> [Task to complete]: Find and copy lines holding "title".

> [Extracted data]:
——
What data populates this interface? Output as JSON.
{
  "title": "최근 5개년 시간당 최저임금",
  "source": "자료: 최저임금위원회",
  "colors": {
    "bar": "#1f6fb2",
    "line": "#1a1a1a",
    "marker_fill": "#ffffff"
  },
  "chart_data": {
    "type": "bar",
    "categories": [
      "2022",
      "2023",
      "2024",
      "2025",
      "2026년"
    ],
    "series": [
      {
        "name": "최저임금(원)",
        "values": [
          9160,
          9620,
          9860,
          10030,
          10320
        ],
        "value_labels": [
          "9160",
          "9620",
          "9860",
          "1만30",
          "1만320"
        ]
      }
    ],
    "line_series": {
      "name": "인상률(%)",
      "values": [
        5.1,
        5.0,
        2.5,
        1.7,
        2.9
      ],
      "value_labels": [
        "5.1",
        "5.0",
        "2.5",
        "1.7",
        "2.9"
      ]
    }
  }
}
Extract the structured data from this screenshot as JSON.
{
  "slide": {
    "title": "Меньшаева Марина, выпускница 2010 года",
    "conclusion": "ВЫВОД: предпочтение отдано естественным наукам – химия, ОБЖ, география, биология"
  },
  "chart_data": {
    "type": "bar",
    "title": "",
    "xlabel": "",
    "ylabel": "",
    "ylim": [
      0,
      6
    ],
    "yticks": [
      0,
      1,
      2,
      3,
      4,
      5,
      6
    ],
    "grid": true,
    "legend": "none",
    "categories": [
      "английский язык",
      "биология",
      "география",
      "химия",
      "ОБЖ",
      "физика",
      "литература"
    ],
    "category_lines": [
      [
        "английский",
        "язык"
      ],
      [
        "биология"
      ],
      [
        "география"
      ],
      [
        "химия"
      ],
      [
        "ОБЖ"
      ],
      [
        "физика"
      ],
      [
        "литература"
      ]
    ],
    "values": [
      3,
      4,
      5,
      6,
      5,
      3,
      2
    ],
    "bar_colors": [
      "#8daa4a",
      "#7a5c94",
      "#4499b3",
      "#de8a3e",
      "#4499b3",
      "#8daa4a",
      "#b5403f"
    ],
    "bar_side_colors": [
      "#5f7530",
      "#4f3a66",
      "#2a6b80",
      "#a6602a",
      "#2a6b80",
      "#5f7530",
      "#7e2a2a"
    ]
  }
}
——
> [Result of this exercise]:
  "title": "최근 5개년 시간당 최저임금",
    "title": "Меньшаева Марина, выпускница 2010 года",
    "title": "",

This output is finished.